▸ Written exercise
Pictures stay out of the copy; set down each line of the listing below exactly.

--- START Material supplied ---

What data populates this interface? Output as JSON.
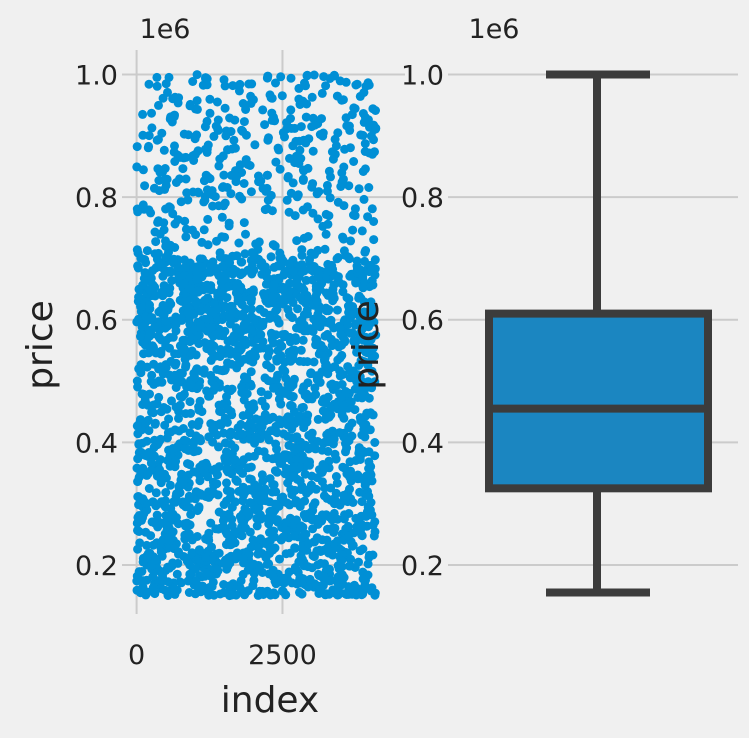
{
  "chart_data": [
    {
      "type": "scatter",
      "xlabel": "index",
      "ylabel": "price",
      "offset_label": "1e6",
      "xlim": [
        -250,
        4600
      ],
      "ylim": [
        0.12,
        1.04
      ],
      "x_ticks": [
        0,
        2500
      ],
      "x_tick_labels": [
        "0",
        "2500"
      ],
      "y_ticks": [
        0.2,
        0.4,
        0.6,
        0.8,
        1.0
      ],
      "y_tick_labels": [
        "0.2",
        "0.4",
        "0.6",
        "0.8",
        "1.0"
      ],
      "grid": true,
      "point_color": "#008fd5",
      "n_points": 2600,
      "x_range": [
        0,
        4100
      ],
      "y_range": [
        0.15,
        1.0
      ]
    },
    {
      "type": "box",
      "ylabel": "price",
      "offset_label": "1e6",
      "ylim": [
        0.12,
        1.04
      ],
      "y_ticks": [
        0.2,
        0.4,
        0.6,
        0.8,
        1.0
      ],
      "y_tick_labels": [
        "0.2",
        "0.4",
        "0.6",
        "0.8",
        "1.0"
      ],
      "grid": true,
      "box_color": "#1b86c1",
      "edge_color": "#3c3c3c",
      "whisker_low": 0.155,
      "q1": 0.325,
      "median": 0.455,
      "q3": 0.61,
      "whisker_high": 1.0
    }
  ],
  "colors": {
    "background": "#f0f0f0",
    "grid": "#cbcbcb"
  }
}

--- END Material supplied ---

▸ Answer
What data populates this interface? Output as JSON.
{
  "chart_data": [
    {
      "type": "scatter",
      "xlabel": "index",
      "ylabel": "price",
      "offset_label": "1e6",
      "xlim": [
        -250,
        4600
      ],
      "ylim": [
        0.12,
        1.04
      ],
      "x_ticks": [
        0,
        2500
      ],
      "x_tick_labels": [
        "0",
        "2500"
      ],
      "y_ticks": [
        0.2,
        0.4,
        0.6,
        0.8,
        1.0
      ],
      "y_tick_labels": [
        "0.2",
        "0.4",
        "0.6",
        "0.8",
        "1.0"
      ],
      "grid": true,
      "point_color": "#008fd5",
      "n_points": 2600,
      "x_range": [
        0,
        4100
      ],
      "y_range": [
        0.15,
        1.0
      ]
    },
    {
      "type": "box",
      "ylabel": "price",
      "offset_label": "1e6",
      "ylim": [
        0.12,
        1.04
      ],
      "y_ticks": [
        0.2,
        0.4,
        0.6,
        0.8,
        1.0
      ],
      "y_tick_labels": [
        "0.2",
        "0.4",
        "0.6",
        "0.8",
        "1.0"
      ],
      "grid": true,
      "box_color": "#1b86c1",
      "edge_color": "#3c3c3c",
      "whisker_low": 0.155,
      "q1": 0.325,
      "median": 0.455,
      "q3": 0.61,
      "whisker_high": 1.0
    }
  ],
  "colors": {
    "background": "#f0f0f0",
    "grid": "#cbcbcb"
  }
}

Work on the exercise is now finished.